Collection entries
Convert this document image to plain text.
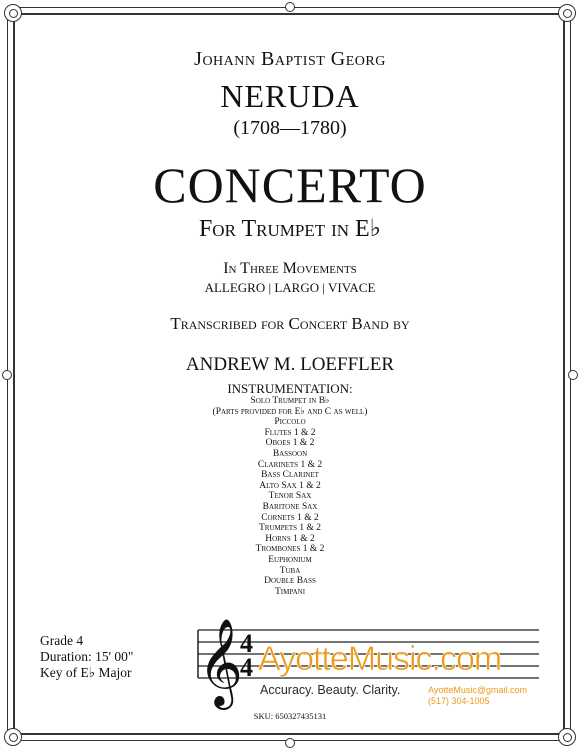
Johann Baptist Georg
NERUDA
(1708—1780)
CONCERTO
For Trumpet in E♭
In Three Movements
ALLEGRO | LARGO | VIVACE
Transcribed for Concert Band by
ANDREW M. LOEFFLER
INSTRUMENTATION:
Solo Trumpet in B♭
(Parts provided for E♭ and C as well)
Piccolo
Flutes 1 & 2
Oboes 1 & 2
Bassoon
Clarinets 1 & 2
Bass Clarinet
Alto Sax 1 & 2
Tenor Sax
Baritone Sax
Cornets 1 & 2
Trumpets 1 & 2
Horns 1 & 2
Trombones 1 & 2
Euphonium
Tuba
Double Bass
Timpani
Grade 4
Duration: 15' 00"
Key of E♭ Major 𝄞
4
4 AyotteMusic.com
Accuracy. Beauty. Clarity.	AyotteMusic@gmail.com
(517) 304-1005
SKU: 650327435131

• Directive: Excluding the pictures, reproduce every entry exactly as given.

• Worked solution:
Convert this document image to plain text.
Johann Baptist Georg
NERUDA
(1708—1780)
CONCERTO
For Trumpet in E♭
In Three Movements
ALLEGRO | LARGO | VIVACE
Transcribed for Concert Band by
ANDREW M. LOEFFLER
INSTRUMENTATION:
Solo Trumpet in B♭
(Parts provided for E♭ and C as well)
Piccolo
Flutes 1 & 2
Oboes 1 & 2
Bassoon
Clarinets 1 & 2
Bass Clarinet
Alto Sax 1 & 2
Tenor Sax
Baritone Sax
Cornets 1 & 2
Trumpets 1 & 2
Horns 1 & 2
Trombones 1 & 2
Euphonium
Tuba
Double Bass
Timpani
Grade 4
Duration: 15' 00"
Key of E♭ Major 𝄞
4
4 AyotteMusic.com
Accuracy. Beauty. Clarity.	AyotteMusic@gmail.com
(517) 304-1005
SKU: 650327435131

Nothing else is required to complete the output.